Set exercise — Find every line below that contains the word "safely" and copy it out.

########

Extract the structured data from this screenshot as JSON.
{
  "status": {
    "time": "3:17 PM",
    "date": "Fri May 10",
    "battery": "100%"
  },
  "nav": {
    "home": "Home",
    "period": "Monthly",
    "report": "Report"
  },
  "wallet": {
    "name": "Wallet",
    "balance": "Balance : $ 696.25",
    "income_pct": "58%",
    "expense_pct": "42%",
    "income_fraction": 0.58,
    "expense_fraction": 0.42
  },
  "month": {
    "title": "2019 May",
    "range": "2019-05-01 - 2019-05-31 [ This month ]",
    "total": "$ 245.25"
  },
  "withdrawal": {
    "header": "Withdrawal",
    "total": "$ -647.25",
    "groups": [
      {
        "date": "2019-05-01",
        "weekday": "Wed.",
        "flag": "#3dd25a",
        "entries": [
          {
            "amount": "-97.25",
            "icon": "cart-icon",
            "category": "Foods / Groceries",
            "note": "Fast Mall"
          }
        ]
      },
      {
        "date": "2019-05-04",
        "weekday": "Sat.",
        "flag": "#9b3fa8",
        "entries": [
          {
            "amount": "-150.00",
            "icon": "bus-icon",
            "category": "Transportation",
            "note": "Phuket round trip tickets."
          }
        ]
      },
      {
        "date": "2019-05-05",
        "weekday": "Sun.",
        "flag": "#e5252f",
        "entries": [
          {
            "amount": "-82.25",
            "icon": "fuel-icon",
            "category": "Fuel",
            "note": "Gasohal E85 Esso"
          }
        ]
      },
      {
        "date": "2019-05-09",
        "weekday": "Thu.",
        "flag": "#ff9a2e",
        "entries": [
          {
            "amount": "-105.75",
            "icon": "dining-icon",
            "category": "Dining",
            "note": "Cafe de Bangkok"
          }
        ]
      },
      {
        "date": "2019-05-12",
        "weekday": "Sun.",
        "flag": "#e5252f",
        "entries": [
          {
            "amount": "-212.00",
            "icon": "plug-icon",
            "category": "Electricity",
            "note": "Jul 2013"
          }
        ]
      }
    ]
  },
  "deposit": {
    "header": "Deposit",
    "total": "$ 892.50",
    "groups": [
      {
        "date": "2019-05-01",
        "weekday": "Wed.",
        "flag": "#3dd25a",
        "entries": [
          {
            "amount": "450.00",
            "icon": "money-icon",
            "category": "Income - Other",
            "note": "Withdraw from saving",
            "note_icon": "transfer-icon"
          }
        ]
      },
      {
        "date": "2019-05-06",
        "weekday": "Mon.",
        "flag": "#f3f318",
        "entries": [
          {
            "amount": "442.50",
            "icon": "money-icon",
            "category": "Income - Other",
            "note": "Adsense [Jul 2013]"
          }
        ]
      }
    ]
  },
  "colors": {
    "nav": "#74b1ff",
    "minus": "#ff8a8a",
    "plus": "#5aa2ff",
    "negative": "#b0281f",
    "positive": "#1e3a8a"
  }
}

########

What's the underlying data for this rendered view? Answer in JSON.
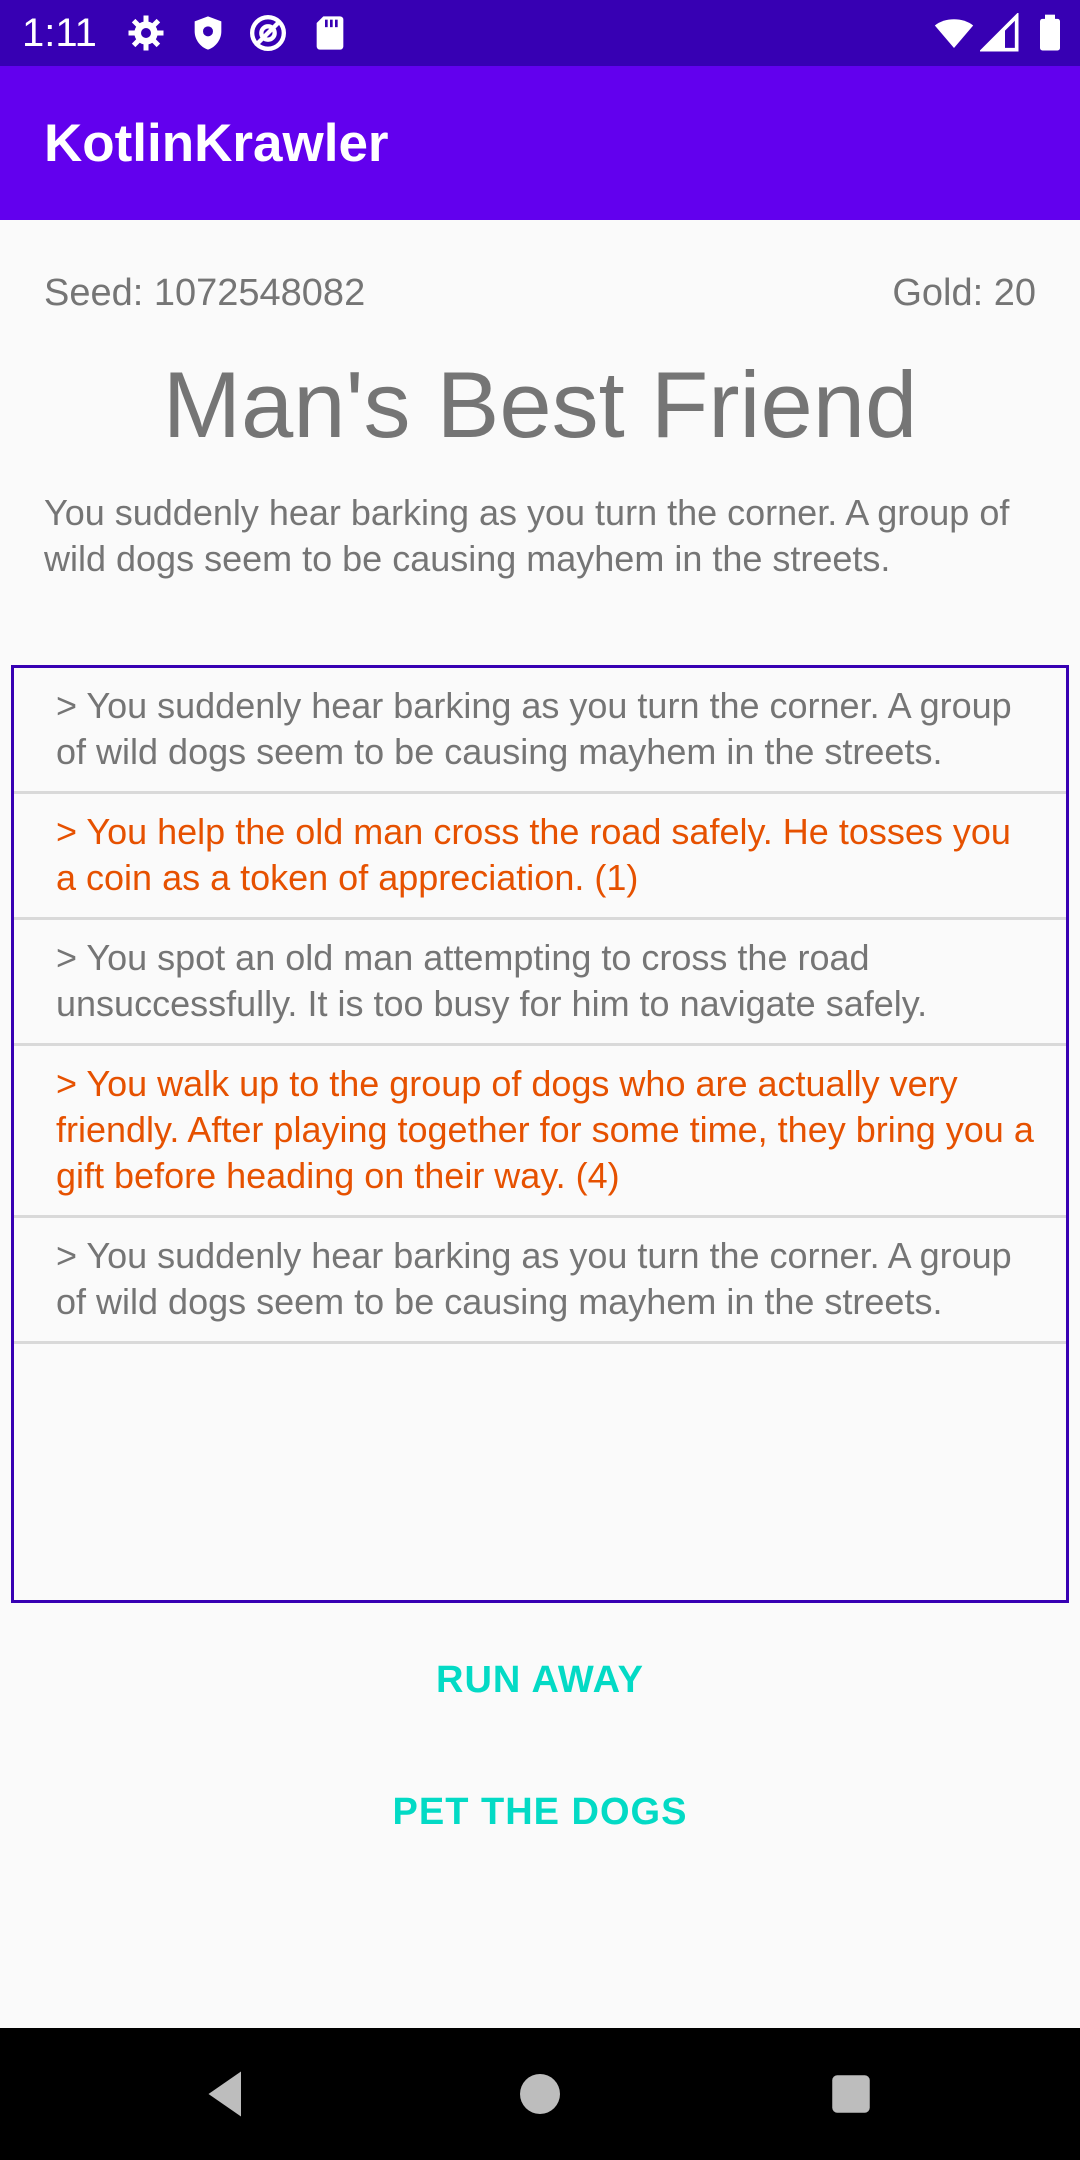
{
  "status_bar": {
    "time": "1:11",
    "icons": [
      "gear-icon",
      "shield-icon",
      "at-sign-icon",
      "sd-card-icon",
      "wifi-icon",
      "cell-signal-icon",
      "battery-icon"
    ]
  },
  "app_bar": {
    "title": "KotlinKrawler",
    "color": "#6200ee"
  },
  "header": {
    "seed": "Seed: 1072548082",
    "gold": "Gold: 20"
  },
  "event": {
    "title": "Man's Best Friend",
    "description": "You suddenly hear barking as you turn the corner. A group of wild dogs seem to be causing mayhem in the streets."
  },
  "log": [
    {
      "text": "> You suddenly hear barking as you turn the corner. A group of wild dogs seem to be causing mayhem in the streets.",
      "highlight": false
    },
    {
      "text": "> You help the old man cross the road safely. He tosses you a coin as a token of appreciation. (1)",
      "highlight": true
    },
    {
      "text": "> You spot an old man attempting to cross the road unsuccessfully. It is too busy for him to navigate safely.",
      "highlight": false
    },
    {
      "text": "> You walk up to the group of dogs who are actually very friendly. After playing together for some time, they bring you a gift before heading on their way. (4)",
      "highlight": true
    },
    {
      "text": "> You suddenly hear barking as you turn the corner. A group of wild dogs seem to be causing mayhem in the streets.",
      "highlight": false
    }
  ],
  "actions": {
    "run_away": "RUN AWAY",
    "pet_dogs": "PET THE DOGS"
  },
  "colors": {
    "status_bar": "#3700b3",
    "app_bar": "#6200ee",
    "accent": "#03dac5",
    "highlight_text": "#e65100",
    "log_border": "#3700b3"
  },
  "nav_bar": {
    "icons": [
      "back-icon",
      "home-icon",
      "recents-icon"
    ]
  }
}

########

Exercise answer —
      "text": "> You help the old man cross the road safely. He tosses you a coin as a token of appreciation. (1)",
      "text": "> You spot an old man attempting to cross the road unsuccessfully. It is too busy for him to navigate safely.",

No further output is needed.